• Given problem:
Determine which lines of the records include the word "leejongik", and copy them.

• Dataset extract:
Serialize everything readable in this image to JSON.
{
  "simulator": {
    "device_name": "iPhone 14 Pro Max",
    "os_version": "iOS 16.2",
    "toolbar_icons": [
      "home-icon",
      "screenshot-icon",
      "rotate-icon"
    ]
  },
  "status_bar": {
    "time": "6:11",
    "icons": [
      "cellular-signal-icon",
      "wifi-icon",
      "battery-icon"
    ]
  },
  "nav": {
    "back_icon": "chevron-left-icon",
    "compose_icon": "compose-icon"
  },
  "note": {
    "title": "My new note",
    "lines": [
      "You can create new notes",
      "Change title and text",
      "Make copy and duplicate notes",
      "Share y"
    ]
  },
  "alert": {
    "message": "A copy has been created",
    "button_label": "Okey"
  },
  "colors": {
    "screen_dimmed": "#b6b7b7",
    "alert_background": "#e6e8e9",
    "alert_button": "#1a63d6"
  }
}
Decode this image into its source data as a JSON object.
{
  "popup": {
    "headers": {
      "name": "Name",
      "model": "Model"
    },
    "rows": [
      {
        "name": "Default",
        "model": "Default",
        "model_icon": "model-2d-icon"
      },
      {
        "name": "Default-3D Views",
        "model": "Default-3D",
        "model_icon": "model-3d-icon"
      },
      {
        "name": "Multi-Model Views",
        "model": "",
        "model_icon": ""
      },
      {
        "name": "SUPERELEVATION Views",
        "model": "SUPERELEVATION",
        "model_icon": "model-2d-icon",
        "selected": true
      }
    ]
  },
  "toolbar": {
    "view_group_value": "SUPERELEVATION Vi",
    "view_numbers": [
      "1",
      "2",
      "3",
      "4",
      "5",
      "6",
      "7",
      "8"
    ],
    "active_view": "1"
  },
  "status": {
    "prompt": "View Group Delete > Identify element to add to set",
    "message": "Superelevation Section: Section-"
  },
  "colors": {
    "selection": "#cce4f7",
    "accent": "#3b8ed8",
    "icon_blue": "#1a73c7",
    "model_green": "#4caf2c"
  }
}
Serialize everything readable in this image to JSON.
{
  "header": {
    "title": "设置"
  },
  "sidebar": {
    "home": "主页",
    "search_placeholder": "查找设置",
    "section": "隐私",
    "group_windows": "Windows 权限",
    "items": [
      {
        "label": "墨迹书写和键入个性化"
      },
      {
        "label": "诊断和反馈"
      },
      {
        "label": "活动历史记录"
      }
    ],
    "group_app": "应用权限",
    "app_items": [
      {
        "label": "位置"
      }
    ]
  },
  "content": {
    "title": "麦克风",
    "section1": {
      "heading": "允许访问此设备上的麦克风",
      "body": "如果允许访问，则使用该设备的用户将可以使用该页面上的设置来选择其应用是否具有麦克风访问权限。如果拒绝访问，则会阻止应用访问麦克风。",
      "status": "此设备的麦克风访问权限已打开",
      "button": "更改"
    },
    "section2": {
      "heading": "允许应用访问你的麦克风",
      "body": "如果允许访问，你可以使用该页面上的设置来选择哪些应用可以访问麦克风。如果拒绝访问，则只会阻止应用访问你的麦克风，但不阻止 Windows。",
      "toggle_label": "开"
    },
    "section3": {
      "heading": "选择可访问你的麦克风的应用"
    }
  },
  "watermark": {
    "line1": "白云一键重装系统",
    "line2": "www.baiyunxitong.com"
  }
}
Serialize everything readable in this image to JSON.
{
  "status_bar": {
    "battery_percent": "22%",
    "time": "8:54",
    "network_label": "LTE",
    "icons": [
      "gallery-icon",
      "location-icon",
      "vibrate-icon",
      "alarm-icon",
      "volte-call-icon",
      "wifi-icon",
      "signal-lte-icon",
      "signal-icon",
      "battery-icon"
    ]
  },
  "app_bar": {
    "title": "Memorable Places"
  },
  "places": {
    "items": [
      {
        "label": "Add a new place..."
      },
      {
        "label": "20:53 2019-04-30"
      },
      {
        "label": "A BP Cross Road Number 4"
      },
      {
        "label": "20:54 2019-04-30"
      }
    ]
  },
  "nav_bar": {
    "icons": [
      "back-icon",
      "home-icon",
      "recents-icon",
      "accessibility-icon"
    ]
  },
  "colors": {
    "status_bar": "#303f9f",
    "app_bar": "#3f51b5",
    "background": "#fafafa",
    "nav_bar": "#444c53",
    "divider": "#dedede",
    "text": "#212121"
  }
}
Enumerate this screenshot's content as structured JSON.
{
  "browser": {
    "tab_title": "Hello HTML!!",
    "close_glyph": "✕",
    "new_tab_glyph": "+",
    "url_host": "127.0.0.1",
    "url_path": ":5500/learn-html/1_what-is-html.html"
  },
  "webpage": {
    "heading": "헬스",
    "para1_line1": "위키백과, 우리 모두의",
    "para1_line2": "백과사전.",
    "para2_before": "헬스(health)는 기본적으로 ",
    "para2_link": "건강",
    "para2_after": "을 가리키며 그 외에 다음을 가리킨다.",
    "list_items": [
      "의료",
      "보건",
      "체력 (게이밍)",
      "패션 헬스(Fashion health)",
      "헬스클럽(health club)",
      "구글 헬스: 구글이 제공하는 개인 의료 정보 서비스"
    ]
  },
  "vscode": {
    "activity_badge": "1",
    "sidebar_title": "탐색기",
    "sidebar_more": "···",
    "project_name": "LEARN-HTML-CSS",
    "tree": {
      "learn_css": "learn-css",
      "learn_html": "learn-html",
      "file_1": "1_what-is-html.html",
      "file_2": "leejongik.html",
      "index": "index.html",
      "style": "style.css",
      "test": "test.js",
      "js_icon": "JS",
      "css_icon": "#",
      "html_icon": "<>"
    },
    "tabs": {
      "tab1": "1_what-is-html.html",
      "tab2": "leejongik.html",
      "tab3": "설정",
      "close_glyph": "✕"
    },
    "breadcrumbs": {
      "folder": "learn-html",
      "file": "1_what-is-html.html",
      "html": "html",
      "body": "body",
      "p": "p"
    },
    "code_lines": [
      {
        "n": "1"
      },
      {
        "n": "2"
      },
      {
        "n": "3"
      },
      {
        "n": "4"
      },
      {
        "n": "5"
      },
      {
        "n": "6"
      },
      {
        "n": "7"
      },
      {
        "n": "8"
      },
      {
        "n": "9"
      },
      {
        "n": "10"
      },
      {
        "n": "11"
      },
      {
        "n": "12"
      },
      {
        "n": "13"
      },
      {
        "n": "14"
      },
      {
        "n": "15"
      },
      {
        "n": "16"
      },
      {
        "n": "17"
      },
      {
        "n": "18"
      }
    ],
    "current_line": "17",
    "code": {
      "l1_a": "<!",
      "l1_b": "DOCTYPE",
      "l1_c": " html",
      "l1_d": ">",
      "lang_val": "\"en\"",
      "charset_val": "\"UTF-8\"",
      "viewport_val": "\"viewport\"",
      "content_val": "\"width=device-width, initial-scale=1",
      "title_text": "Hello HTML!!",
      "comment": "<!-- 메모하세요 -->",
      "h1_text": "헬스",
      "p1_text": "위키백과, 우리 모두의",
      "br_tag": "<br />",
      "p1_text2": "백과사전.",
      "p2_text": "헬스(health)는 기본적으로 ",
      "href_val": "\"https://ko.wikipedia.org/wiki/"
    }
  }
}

• Full answer:
      "file_2": "leejongik.html",
      "tab2": "leejongik.html",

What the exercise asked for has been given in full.